▶ [SHORT EXERCISE]:
Copy the listing verbatim, excluding any images found in it.

** begin RECORDS SUPPLIED **

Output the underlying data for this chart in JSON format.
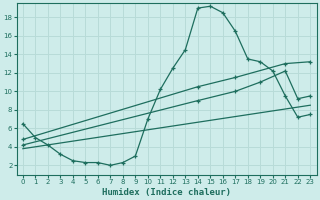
{
  "xlabel": "Humidex (Indice chaleur)",
  "bg_color": "#ceecea",
  "grid_color": "#b8dbd8",
  "line_color": "#1e6e5e",
  "xlim": [
    -0.5,
    23.5
  ],
  "ylim": [
    1.0,
    19.5
  ],
  "xticks": [
    0,
    1,
    2,
    3,
    4,
    5,
    6,
    7,
    8,
    9,
    10,
    11,
    12,
    13,
    14,
    15,
    16,
    17,
    18,
    19,
    20,
    21,
    22,
    23
  ],
  "yticks": [
    2,
    4,
    6,
    8,
    10,
    12,
    14,
    16,
    18
  ],
  "curve_main_x": [
    0,
    1,
    2,
    3,
    4,
    5,
    6,
    7,
    8,
    9,
    10,
    11,
    12,
    13,
    14,
    15,
    16,
    17,
    18,
    19,
    20,
    21,
    22,
    23
  ],
  "curve_main_y": [
    6.5,
    5.0,
    4.2,
    3.2,
    2.5,
    2.3,
    2.3,
    2.0,
    2.3,
    3.0,
    7.0,
    10.2,
    12.5,
    14.5,
    19.0,
    19.2,
    18.5,
    16.5,
    13.5,
    13.2,
    12.2,
    9.5,
    7.2,
    7.5
  ],
  "line1_x": [
    0,
    14,
    17,
    21,
    23
  ],
  "line1_y": [
    4.8,
    10.5,
    11.5,
    13.0,
    13.2
  ],
  "line2_x": [
    0,
    14,
    17,
    19,
    21,
    22,
    23
  ],
  "line2_y": [
    4.2,
    9.0,
    10.0,
    11.0,
    12.2,
    9.2,
    9.5
  ],
  "line3_x": [
    0,
    23
  ],
  "line3_y": [
    3.8,
    8.5
  ]
}
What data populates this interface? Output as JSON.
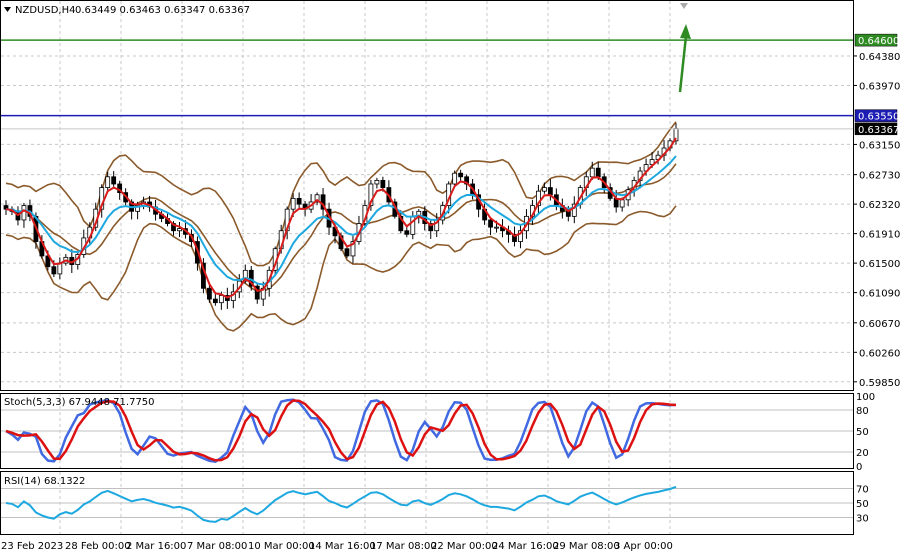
{
  "header": {
    "symbol": "NZDUSD,H4",
    "ohlc": "0.63449 0.63463 0.63347 0.63367"
  },
  "price_axis": {
    "ticks": [
      "0.64380",
      "0.63970",
      "0.63150",
      "0.62730",
      "0.62320",
      "0.61910",
      "0.61500",
      "0.61090",
      "0.60670",
      "0.60260",
      "0.59850"
    ],
    "ymin": 0.5975,
    "ymax": 0.6513
  },
  "levels": {
    "resistance": {
      "value": 0.646,
      "label": "0.64600",
      "color": "#2e8b22"
    },
    "pivot": {
      "value": 0.6355,
      "label": "0.63550",
      "color": "#1c1cb4"
    },
    "current": {
      "value": 0.63367,
      "label": "0.63367"
    }
  },
  "stoch": {
    "label": "Stoch(5,3,3) 67.9448 71.7750",
    "ticks": [
      "100",
      "80",
      "50",
      "20",
      "0"
    ],
    "main_color": "#4169e1",
    "signal_color": "#dd1111"
  },
  "rsi": {
    "label": "RSI(14) 68.1322",
    "ticks": [
      "70",
      "50",
      "30"
    ],
    "color": "#1ea8e0"
  },
  "time_axis": {
    "labels": [
      "23 Feb 2023",
      "28 Feb 00:00",
      "2 Mar 16:00",
      "7 Mar 08:00",
      "10 Mar 00:00",
      "14 Mar 16:00",
      "17 Mar 08:00",
      "22 Mar 00:00",
      "24 Mar 16:00",
      "29 Mar 08:00",
      "3 Apr 00:00"
    ]
  },
  "colors": {
    "bollinger": "#8b5a2b",
    "ema_fast": "#d91a1a",
    "ema_slow": "#1ea8e0",
    "arrow": "#2e8b22"
  },
  "chart_data": {
    "type": "candlestick",
    "symbol": "NZDUSD",
    "timeframe": "H4",
    "ylim": [
      0.5975,
      0.6513
    ],
    "close": [
      0.6225,
      0.6222,
      0.621,
      0.623,
      0.6215,
      0.618,
      0.616,
      0.6145,
      0.6135,
      0.615,
      0.6158,
      0.6148,
      0.6162,
      0.6185,
      0.62,
      0.6225,
      0.6255,
      0.627,
      0.626,
      0.6248,
      0.6235,
      0.6222,
      0.623,
      0.6235,
      0.6228,
      0.6218,
      0.6212,
      0.6205,
      0.6195,
      0.6198,
      0.619,
      0.618,
      0.615,
      0.6115,
      0.61,
      0.6095,
      0.6105,
      0.6098,
      0.611,
      0.6125,
      0.614,
      0.6118,
      0.61,
      0.6115,
      0.614,
      0.617,
      0.6195,
      0.6225,
      0.624,
      0.6232,
      0.6225,
      0.6235,
      0.6245,
      0.6225,
      0.62,
      0.6188,
      0.617,
      0.616,
      0.618,
      0.6205,
      0.623,
      0.626,
      0.6265,
      0.6255,
      0.6235,
      0.6215,
      0.6195,
      0.619,
      0.6215,
      0.6222,
      0.6205,
      0.6195,
      0.621,
      0.623,
      0.626,
      0.6275,
      0.627,
      0.626,
      0.6245,
      0.6225,
      0.621,
      0.62,
      0.62,
      0.6195,
      0.619,
      0.618,
      0.6195,
      0.6215,
      0.623,
      0.625,
      0.6255,
      0.6245,
      0.623,
      0.6222,
      0.6215,
      0.6232,
      0.6255,
      0.627,
      0.6282,
      0.627,
      0.6255,
      0.624,
      0.6228,
      0.6238,
      0.6252,
      0.6265,
      0.6278,
      0.6287,
      0.6294,
      0.63,
      0.631,
      0.632,
      0.6337
    ]
  }
}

** end RECORDS SUPPLIED **

▶ [RESULT BELOW]:
Output the underlying data for this chart in JSON format.
{
  "xlabel": "Humidex (Indice chaleur)",
  "bg_color": "#ceecea",
  "grid_color": "#b8dbd8",
  "line_color": "#1e6e5e",
  "xlim": [
    -0.5,
    23.5
  ],
  "ylim": [
    1.0,
    19.5
  ],
  "xticks": [
    0,
    1,
    2,
    3,
    4,
    5,
    6,
    7,
    8,
    9,
    10,
    11,
    12,
    13,
    14,
    15,
    16,
    17,
    18,
    19,
    20,
    21,
    22,
    23
  ],
  "yticks": [
    2,
    4,
    6,
    8,
    10,
    12,
    14,
    16,
    18
  ],
  "curve_main_x": [
    0,
    1,
    2,
    3,
    4,
    5,
    6,
    7,
    8,
    9,
    10,
    11,
    12,
    13,
    14,
    15,
    16,
    17,
    18,
    19,
    20,
    21,
    22,
    23
  ],
  "curve_main_y": [
    6.5,
    5.0,
    4.2,
    3.2,
    2.5,
    2.3,
    2.3,
    2.0,
    2.3,
    3.0,
    7.0,
    10.2,
    12.5,
    14.5,
    19.0,
    19.2,
    18.5,
    16.5,
    13.5,
    13.2,
    12.2,
    9.5,
    7.2,
    7.5
  ],
  "line1_x": [
    0,
    14,
    17,
    21,
    23
  ],
  "line1_y": [
    4.8,
    10.5,
    11.5,
    13.0,
    13.2
  ],
  "line2_x": [
    0,
    14,
    17,
    19,
    21,
    22,
    23
  ],
  "line2_y": [
    4.2,
    9.0,
    10.0,
    11.0,
    12.2,
    9.2,
    9.5
  ],
  "line3_x": [
    0,
    23
  ],
  "line3_y": [
    3.8,
    8.5
  ]
}
What data populates this interface? Output as JSON.
{
  "header": {
    "symbol": "NZDUSD,H4",
    "ohlc": "0.63449 0.63463 0.63347 0.63367"
  },
  "price_axis": {
    "ticks": [
      "0.64380",
      "0.63970",
      "0.63150",
      "0.62730",
      "0.62320",
      "0.61910",
      "0.61500",
      "0.61090",
      "0.60670",
      "0.60260",
      "0.59850"
    ],
    "ymin": 0.5975,
    "ymax": 0.6513
  },
  "levels": {
    "resistance": {
      "value": 0.646,
      "label": "0.64600",
      "color": "#2e8b22"
    },
    "pivot": {
      "value": 0.6355,
      "label": "0.63550",
      "color": "#1c1cb4"
    },
    "current": {
      "value": 0.63367,
      "label": "0.63367"
    }
  },
  "stoch": {
    "label": "Stoch(5,3,3) 67.9448 71.7750",
    "ticks": [
      "100",
      "80",
      "50",
      "20",
      "0"
    ],
    "main_color": "#4169e1",
    "signal_color": "#dd1111"
  },
  "rsi": {
    "label": "RSI(14) 68.1322",
    "ticks": [
      "70",
      "50",
      "30"
    ],
    "color": "#1ea8e0"
  },
  "time_axis": {
    "labels": [
      "23 Feb 2023",
      "28 Feb 00:00",
      "2 Mar 16:00",
      "7 Mar 08:00",
      "10 Mar 00:00",
      "14 Mar 16:00",
      "17 Mar 08:00",
      "22 Mar 00:00",
      "24 Mar 16:00",
      "29 Mar 08:00",
      "3 Apr 00:00"
    ]
  },
  "colors": {
    "bollinger": "#8b5a2b",
    "ema_fast": "#d91a1a",
    "ema_slow": "#1ea8e0",
    "arrow": "#2e8b22"
  },
  "chart_data": {
    "type": "candlestick",
    "symbol": "NZDUSD",
    "timeframe": "H4",
    "ylim": [
      0.5975,
      0.6513
    ],
    "close": [
      0.6225,
      0.6222,
      0.621,
      0.623,
      0.6215,
      0.618,
      0.616,
      0.6145,
      0.6135,
      0.615,
      0.6158,
      0.6148,
      0.6162,
      0.6185,
      0.62,
      0.6225,
      0.6255,
      0.627,
      0.626,
      0.6248,
      0.6235,
      0.6222,
      0.623,
      0.6235,
      0.6228,
      0.6218,
      0.6212,
      0.6205,
      0.6195,
      0.6198,
      0.619,
      0.618,
      0.615,
      0.6115,
      0.61,
      0.6095,
      0.6105,
      0.6098,
      0.611,
      0.6125,
      0.614,
      0.6118,
      0.61,
      0.6115,
      0.614,
      0.617,
      0.6195,
      0.6225,
      0.624,
      0.6232,
      0.6225,
      0.6235,
      0.6245,
      0.6225,
      0.62,
      0.6188,
      0.617,
      0.616,
      0.618,
      0.6205,
      0.623,
      0.626,
      0.6265,
      0.6255,
      0.6235,
      0.6215,
      0.6195,
      0.619,
      0.6215,
      0.6222,
      0.6205,
      0.6195,
      0.621,
      0.623,
      0.626,
      0.6275,
      0.627,
      0.626,
      0.6245,
      0.6225,
      0.621,
      0.62,
      0.62,
      0.6195,
      0.619,
      0.618,
      0.6195,
      0.6215,
      0.623,
      0.625,
      0.6255,
      0.6245,
      0.623,
      0.6222,
      0.6215,
      0.6232,
      0.6255,
      0.627,
      0.6282,
      0.627,
      0.6255,
      0.624,
      0.6228,
      0.6238,
      0.6252,
      0.6265,
      0.6278,
      0.6287,
      0.6294,
      0.63,
      0.631,
      0.632,
      0.6337
    ]
  }
}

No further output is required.